Provided material —
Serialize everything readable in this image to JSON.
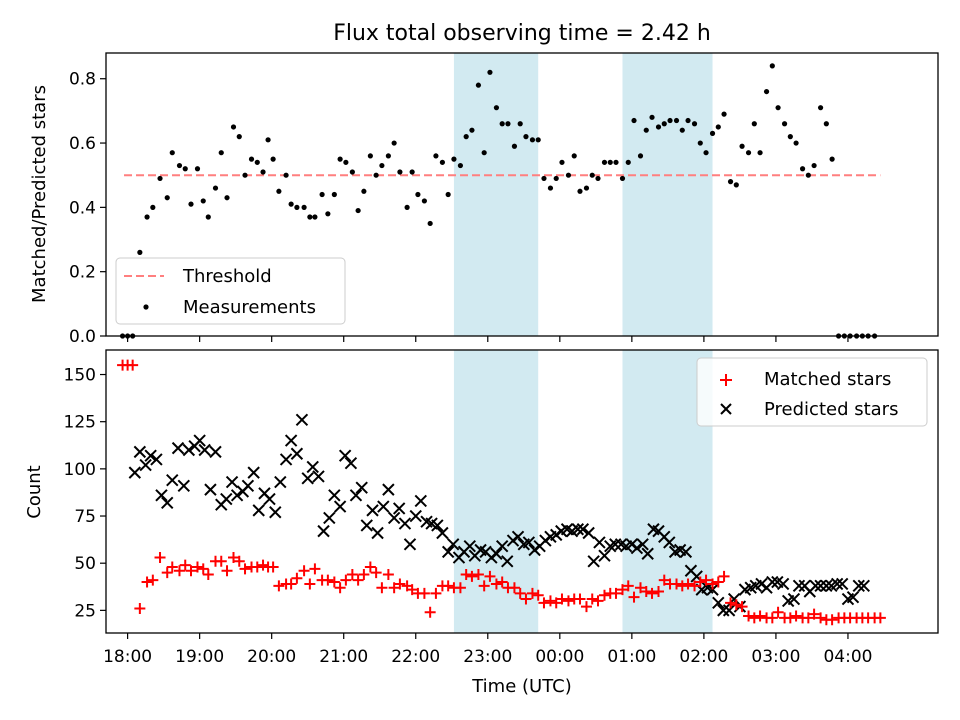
{
  "figure": {
    "title": "Flux total observing time = 2.42 h",
    "xlabel": "Time (UTC)"
  },
  "colors": {
    "band": "#add8e6",
    "threshold": "#ff7f7f",
    "measurement": "#000000",
    "matched": "#ff0000",
    "predicted": "#000000"
  },
  "chart_data": [
    {
      "type": "scatter",
      "ylabel": "Matched/Predicted stars",
      "ylim": [
        0,
        0.88
      ],
      "yticks": [
        "0.0",
        "0.2",
        "0.4",
        "0.6",
        "0.8"
      ],
      "ytick_values": [
        0,
        0.2,
        0.4,
        0.6,
        0.8
      ],
      "xlim": [
        17.7,
        29.25
      ],
      "shaded_intervals": [
        [
          22.53,
          23.7
        ],
        [
          24.87,
          26.12
        ]
      ],
      "threshold": {
        "name": "Threshold",
        "y": 0.5,
        "x_range": [
          17.95,
          28.45
        ]
      },
      "legend_position": "lower-left",
      "series": [
        {
          "name": "Measurements",
          "x": [
            17.93,
            18.0,
            18.07,
            18.17,
            18.27,
            18.35,
            18.45,
            18.55,
            18.62,
            18.72,
            18.8,
            18.88,
            18.97,
            19.05,
            19.12,
            19.22,
            19.3,
            19.38,
            19.47,
            19.55,
            19.63,
            19.72,
            19.8,
            19.88,
            19.95,
            20.02,
            20.1,
            20.2,
            20.27,
            20.35,
            20.45,
            20.53,
            20.6,
            20.7,
            20.78,
            20.87,
            20.95,
            21.03,
            21.12,
            21.2,
            21.28,
            21.37,
            21.45,
            21.53,
            21.62,
            21.7,
            21.78,
            21.88,
            21.95,
            22.03,
            22.12,
            22.2,
            22.28,
            22.37,
            22.45,
            22.53,
            22.62,
            22.7,
            22.78,
            22.87,
            22.95,
            23.03,
            23.12,
            23.2,
            23.28,
            23.37,
            23.45,
            23.53,
            23.62,
            23.7,
            23.78,
            23.87,
            23.95,
            24.03,
            24.12,
            24.2,
            24.28,
            24.37,
            24.45,
            24.53,
            24.62,
            24.7,
            24.78,
            24.87,
            24.95,
            25.03,
            25.12,
            25.2,
            25.28,
            25.37,
            25.45,
            25.53,
            25.62,
            25.7,
            25.78,
            25.87,
            25.95,
            26.03,
            26.12,
            26.2,
            26.28,
            26.37,
            26.45,
            26.53,
            26.62,
            26.7,
            26.78,
            26.87,
            26.95,
            27.03,
            27.12,
            27.2,
            27.28,
            27.37,
            27.45,
            27.53,
            27.62,
            27.7,
            27.78,
            27.87,
            27.95,
            28.03,
            28.12,
            28.2,
            28.28,
            28.37
          ],
          "y": [
            0.0,
            0.0,
            0.0,
            0.26,
            0.37,
            0.4,
            0.49,
            0.43,
            0.57,
            0.53,
            0.52,
            0.41,
            0.52,
            0.42,
            0.37,
            0.46,
            0.57,
            0.43,
            0.65,
            0.62,
            0.5,
            0.55,
            0.54,
            0.51,
            0.61,
            0.55,
            0.45,
            0.5,
            0.41,
            0.4,
            0.4,
            0.37,
            0.37,
            0.44,
            0.38,
            0.44,
            0.55,
            0.54,
            0.51,
            0.39,
            0.45,
            0.56,
            0.5,
            0.53,
            0.56,
            0.6,
            0.51,
            0.4,
            0.51,
            0.44,
            0.42,
            0.35,
            0.56,
            0.54,
            0.44,
            0.55,
            0.53,
            0.62,
            0.64,
            0.78,
            0.57,
            0.82,
            0.71,
            0.66,
            0.66,
            0.59,
            0.66,
            0.62,
            0.61,
            0.61,
            0.49,
            0.46,
            0.49,
            0.54,
            0.5,
            0.56,
            0.45,
            0.46,
            0.5,
            0.49,
            0.54,
            0.54,
            0.54,
            0.49,
            0.54,
            0.67,
            0.56,
            0.64,
            0.68,
            0.65,
            0.66,
            0.67,
            0.67,
            0.64,
            0.67,
            0.66,
            0.6,
            0.57,
            0.63,
            0.65,
            0.69,
            0.48,
            0.47,
            0.59,
            0.57,
            0.66,
            0.57,
            0.76,
            0.84,
            0.71,
            0.66,
            0.62,
            0.6,
            0.52,
            0.5,
            0.53,
            0.71,
            0.66,
            0.55,
            0.0,
            0.0,
            0.0,
            0.0,
            0.0,
            0.0,
            0.0
          ]
        }
      ]
    },
    {
      "type": "scatter",
      "ylabel": "Count",
      "ylim": [
        13,
        163
      ],
      "yticks": [
        "25",
        "50",
        "75",
        "100",
        "125",
        "150"
      ],
      "ytick_values": [
        25,
        50,
        75,
        100,
        125,
        150
      ],
      "xlim": [
        17.7,
        29.25
      ],
      "xticks": [
        "18:00",
        "19:00",
        "20:00",
        "21:00",
        "22:00",
        "23:00",
        "00:00",
        "01:00",
        "02:00",
        "03:00",
        "04:00"
      ],
      "xtick_values": [
        18,
        19,
        20,
        21,
        22,
        23,
        24,
        25,
        26,
        27,
        28
      ],
      "shaded_intervals": [
        [
          22.53,
          23.7
        ],
        [
          24.87,
          26.12
        ]
      ],
      "legend_position": "upper-right",
      "series": [
        {
          "name": "Matched stars",
          "marker": "+",
          "x": [
            17.93,
            18.0,
            18.07,
            18.17,
            18.27,
            18.35,
            18.45,
            18.55,
            18.62,
            18.72,
            18.8,
            18.88,
            18.97,
            19.05,
            19.12,
            19.22,
            19.3,
            19.38,
            19.47,
            19.55,
            19.63,
            19.72,
            19.8,
            19.88,
            19.95,
            20.02,
            20.1,
            20.2,
            20.27,
            20.35,
            20.45,
            20.53,
            20.6,
            20.7,
            20.78,
            20.87,
            20.95,
            21.03,
            21.12,
            21.2,
            21.28,
            21.37,
            21.45,
            21.53,
            21.62,
            21.7,
            21.78,
            21.88,
            21.95,
            22.03,
            22.12,
            22.2,
            22.28,
            22.37,
            22.45,
            22.53,
            22.62,
            22.7,
            22.78,
            22.87,
            22.95,
            23.03,
            23.12,
            23.2,
            23.28,
            23.37,
            23.45,
            23.53,
            23.62,
            23.7,
            23.78,
            23.87,
            23.95,
            24.03,
            24.12,
            24.2,
            24.28,
            24.37,
            24.45,
            24.53,
            24.62,
            24.7,
            24.78,
            24.87,
            24.95,
            25.03,
            25.12,
            25.2,
            25.28,
            25.37,
            25.45,
            25.53,
            25.62,
            25.7,
            25.78,
            25.87,
            25.95,
            26.03,
            26.12,
            26.2,
            26.28,
            26.37,
            26.45,
            26.53,
            26.62,
            26.7,
            26.78,
            26.87,
            26.95,
            27.03,
            27.12,
            27.2,
            27.28,
            27.37,
            27.45,
            27.53,
            27.62,
            27.7,
            27.78,
            27.87,
            27.95,
            28.03,
            28.12,
            28.2,
            28.28,
            28.37,
            28.45
          ],
          "y": [
            155,
            155,
            155,
            26,
            40,
            41,
            53,
            45,
            48,
            46,
            49,
            46,
            48,
            47,
            44,
            51,
            51,
            46,
            53,
            51,
            47,
            48,
            48,
            49,
            48,
            48,
            38,
            39,
            39,
            42,
            46,
            39,
            47,
            41,
            41,
            40,
            37,
            41,
            44,
            41,
            44,
            48,
            45,
            37,
            44,
            37,
            39,
            38,
            36,
            34,
            34,
            24,
            34,
            38,
            38,
            37,
            37,
            44,
            43,
            44,
            38,
            43,
            39,
            40,
            37,
            37,
            34,
            31,
            34,
            33,
            29,
            30,
            29,
            31,
            30,
            31,
            31,
            27,
            31,
            30,
            33,
            34,
            34,
            36,
            38,
            32,
            37,
            35,
            34,
            35,
            41,
            39,
            39,
            38,
            39,
            38,
            40,
            41,
            39,
            40,
            43,
            29,
            28,
            27,
            22,
            21,
            22,
            21,
            21,
            24,
            21,
            21,
            22,
            21,
            21,
            23,
            21,
            20,
            20,
            21,
            21,
            21,
            21,
            21,
            21,
            21,
            21
          ]
        },
        {
          "name": "Predicted stars",
          "marker": "x",
          "x": [
            18.1,
            18.17,
            18.25,
            18.32,
            18.4,
            18.47,
            18.55,
            18.62,
            18.7,
            18.78,
            18.85,
            18.93,
            19.0,
            19.07,
            19.15,
            19.22,
            19.3,
            19.37,
            19.45,
            19.52,
            19.6,
            19.67,
            19.75,
            19.82,
            19.9,
            19.97,
            20.05,
            20.12,
            20.2,
            20.27,
            20.35,
            20.42,
            20.5,
            20.57,
            20.65,
            20.72,
            20.8,
            20.87,
            20.95,
            21.02,
            21.1,
            21.17,
            21.25,
            21.32,
            21.4,
            21.47,
            21.55,
            21.62,
            21.7,
            21.77,
            21.85,
            21.92,
            22.0,
            22.07,
            22.15,
            22.22,
            22.3,
            22.37,
            22.45,
            22.52,
            22.6,
            22.67,
            22.75,
            22.82,
            22.9,
            22.97,
            23.05,
            23.12,
            23.2,
            23.27,
            23.35,
            23.42,
            23.5,
            23.57,
            23.65,
            23.72,
            23.8,
            23.87,
            23.95,
            24.02,
            24.1,
            24.17,
            24.25,
            24.32,
            24.4,
            24.47,
            24.55,
            24.62,
            24.7,
            24.77,
            24.85,
            24.92,
            25.0,
            25.07,
            25.15,
            25.22,
            25.3,
            25.37,
            25.45,
            25.52,
            25.6,
            25.67,
            25.75,
            25.82,
            25.9,
            25.97,
            26.05,
            26.12,
            26.2,
            26.27,
            26.35,
            26.42,
            26.5,
            26.57,
            26.65,
            26.72,
            26.8,
            26.87,
            26.95,
            27.02,
            27.1,
            27.17,
            27.25,
            27.32,
            27.4,
            27.47,
            27.55,
            27.62,
            27.7,
            27.77,
            27.85,
            27.92,
            28.0,
            28.07,
            28.15,
            28.22
          ],
          "y": [
            98,
            109,
            102,
            107,
            105,
            86,
            82,
            94,
            111,
            91,
            110,
            112,
            115,
            110,
            89,
            109,
            81,
            84,
            93,
            86,
            88,
            91,
            98,
            78,
            87,
            84,
            77,
            93,
            105,
            115,
            108,
            126,
            95,
            101,
            96,
            67,
            74,
            86,
            80,
            107,
            103,
            86,
            90,
            70,
            78,
            66,
            80,
            89,
            74,
            79,
            71,
            60,
            75,
            83,
            72,
            71,
            70,
            66,
            56,
            60,
            53,
            56,
            59,
            54,
            57,
            56,
            53,
            55,
            59,
            51,
            62,
            64,
            60,
            61,
            57,
            59,
            62,
            64,
            65,
            67,
            68,
            67,
            68,
            68,
            66,
            51,
            61,
            54,
            59,
            60,
            60,
            59,
            60,
            58,
            60,
            55,
            68,
            67,
            64,
            61,
            56,
            57,
            56,
            46,
            43,
            36,
            37,
            36,
            29,
            25,
            25,
            31,
            27,
            36,
            37,
            38,
            39,
            37,
            40,
            40,
            39,
            30,
            31,
            38,
            38,
            35,
            38,
            38,
            38,
            38,
            39,
            39,
            31,
            32,
            38,
            38
          ]
        }
      ]
    }
  ]
}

Exercise details — Look through the data above. Copy every line with the string "stars" in it.

Final result —
      "ylabel": "Matched/Predicted stars",
          "name": "Matched stars",
          "name": "Predicted stars",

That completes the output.